## Start EXTRACTED RECORDS
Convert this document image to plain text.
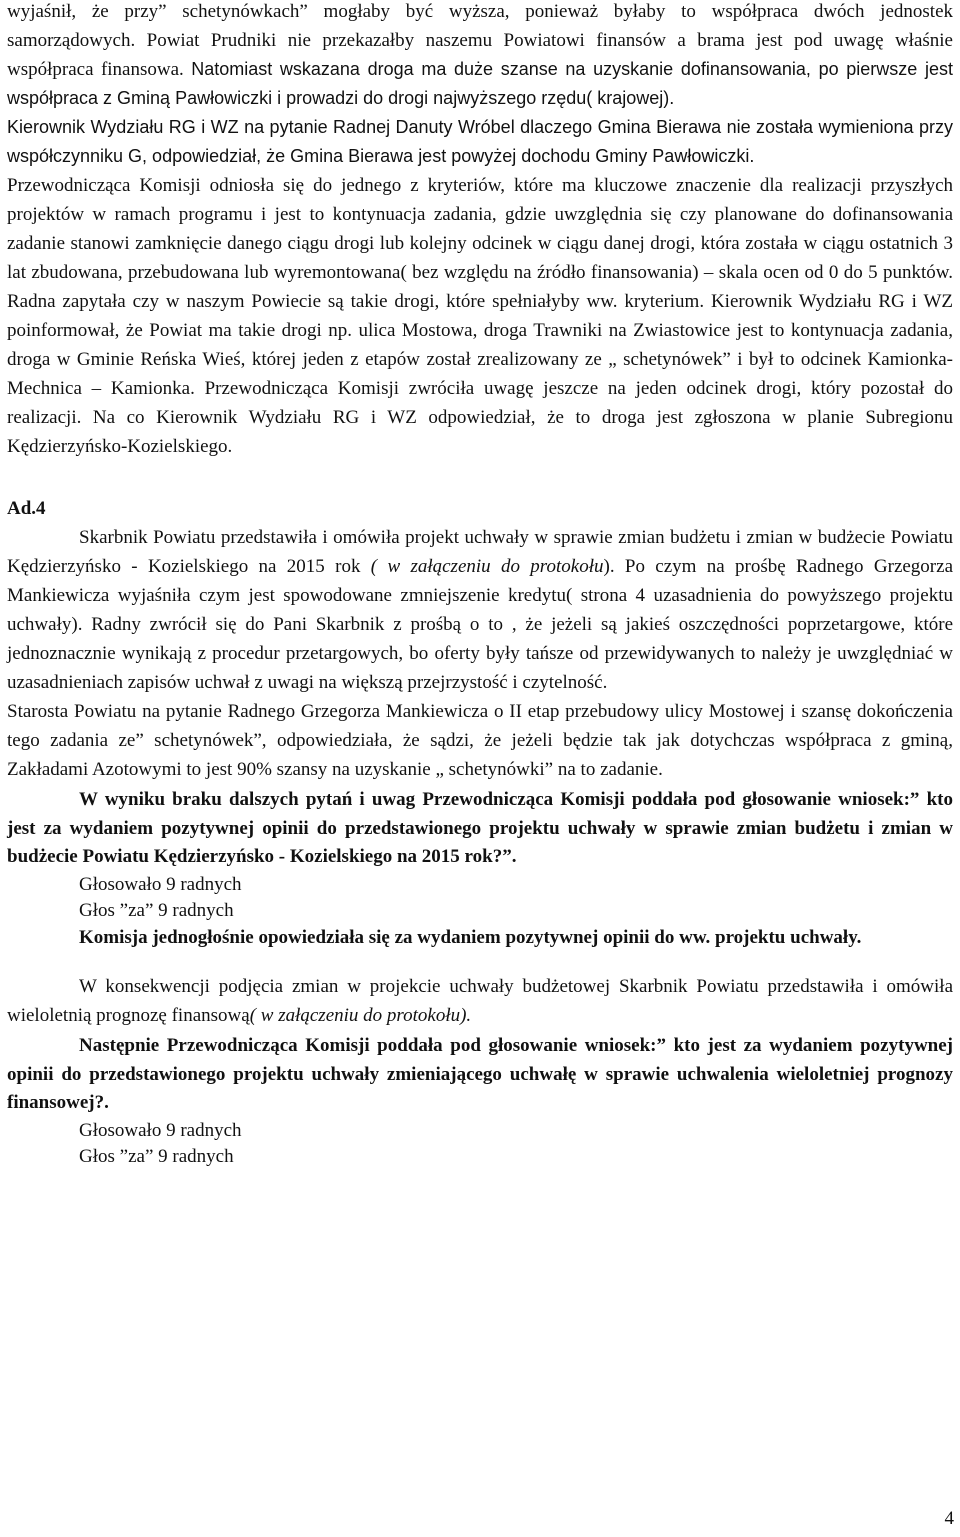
wyjaśnił, że przy” schetynówkach” mogłaby być wyższa, ponieważ byłaby to współpraca dwóch jednostek samorządowych. Powiat Prudniki nie przekazałby naszemu Powiatowi finansów a brama jest pod uwagę właśnie współpraca finansowa. Natomiast wskazana droga ma duże szanse na uzyskanie dofinansowania, po pierwsze jest współpraca z Gminą Pawłowiczki i prowadzi do drogi najwyższego rzędu( krajowej).

Kierownik Wydziału RG i WZ na pytanie Radnej Danuty Wróbel dlaczego Gmina Bierawa nie została wymieniona przy współczynniku G, odpowiedział, że Gmina Bierawa jest powyżej dochodu Gminy Pawłowiczki.

Przewodnicząca Komisji odniosła się do jednego z kryteriów, które ma kluczowe znaczenie dla realizacji przyszłych projektów w ramach programu i jest to kontynuacja zadania, gdzie uwzględnia się czy planowane do dofinansowania zadanie stanowi zamknięcie danego ciągu drogi lub kolejny odcinek w ciągu danej drogi, która została w ciągu ostatnich 3 lat zbudowana, przebudowana lub wyremontowana( bez względu na źródło finansowania) – skala ocen od 0 do 5 punktów. Radna zapytała czy w naszym Powiecie są takie drogi, które spełniałyby ww. kryterium. Kierownik Wydziału RG i WZ poinformował, że Powiat ma takie drogi np. ulica Mostowa, droga Trawniki na Zwiastowice jest to kontynuacja zadania, droga w Gminie Reńska Wieś, której jeden z etapów został zrealizowany ze „ schetynówek” i był to odcinek Kamionka- Mechnica – Kamionka. Przewodnicząca Komisji zwróciła uwagę jeszcze na jeden odcinek drogi, który pozostał do realizacji. Na co Kierownik Wydziału RG i WZ odpowiedział, że to droga jest zgłoszona w planie Subregionu Kędzierzyńsko-Kozielskiego.

Ad.4

Skarbnik Powiatu przedstawiła i omówiła projekt uchwały w sprawie zmian budżetu i zmian w budżecie Powiatu Kędzierzyńsko - Kozielskiego na 2015 rok ( w załączeniu do protokołu). Po czym na prośbę Radnego Grzegorza Mankiewicza wyjaśniła czym jest spowodowane zmniejszenie kredytu( strona 4 uzasadnienia do powyższego projektu uchwały). Radny zwrócił się do Pani Skarbnik z prośbą o to , że jeżeli są jakieś oszczędności poprzetargowe, które jednoznacznie wynikają z procedur przetargowych, bo oferty były tańsze od przewidywanych to należy je uwzględniać w uzasadnieniach zapisów uchwał z uwagi na większą przejrzystość i czytelność.

Starosta Powiatu na pytanie Radnego Grzegorza Mankiewicza o II etap przebudowy ulicy Mostowej i szansę dokończenia tego zadania ze” schetynówek”, odpowiedziała, że sądzi, że jeżeli będzie tak jak dotychczas współpraca z gminą, Zakładami Azotowymi to jest 90% szansy na uzyskanie „ schetynówki” na to zadanie.

W wyniku braku dalszych pytań i uwag Przewodnicząca Komisji poddała pod głosowanie wniosek:” kto jest za wydaniem pozytywnej opinii do przedstawionego projektu uchwały w sprawie zmian budżetu i zmian w budżecie Powiatu Kędzierzyńsko - Kozielskiego na 2015 rok?”.

Głosowało 9 radnych
Głos ”za” 9 radnych

Komisja jednogłośnie opowiedziała się za wydaniem pozytywnej opinii do ww. projektu uchwały.

W konsekwencji podjęcia zmian w projekcie uchwały budżetowej Skarbnik Powiatu przedstawiła i omówiła wieloletnią prognozę finansową( w załączeniu do protokołu).

Następnie Przewodnicząca Komisji poddała pod głosowanie wniosek:” kto jest za wydaniem pozytywnej opinii do przedstawionego projektu uchwały zmieniającego uchwałę w sprawie uchwalenia wieloletniej prognozy finansowej?.

Głosowało 9 radnych
Głos ”za” 9 radnych

4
## End EXTRACTED RECORDS
AIM OF THE TASK => Scan the records for the string "głosowanie". Copy each line in which it appears.

EXERCISE RESPONSE =>
W wyniku braku dalszych pytań i uwag Przewodnicząca Komisji poddała pod głosowanie wniosek:” kto jest za wydaniem pozytywnej opinii do przedstawionego projektu uchwały w sprawie zmian budżetu i zmian w budżecie Powiatu Kędzierzyńsko - Kozielskiego na 2015 rok?”.
Następnie Przewodnicząca Komisji poddała pod głosowanie wniosek:” kto jest za wydaniem pozytywnej opinii do przedstawionego projektu uchwały zmieniającego uchwałę w sprawie uchwalenia wieloletniej prognozy finansowej?.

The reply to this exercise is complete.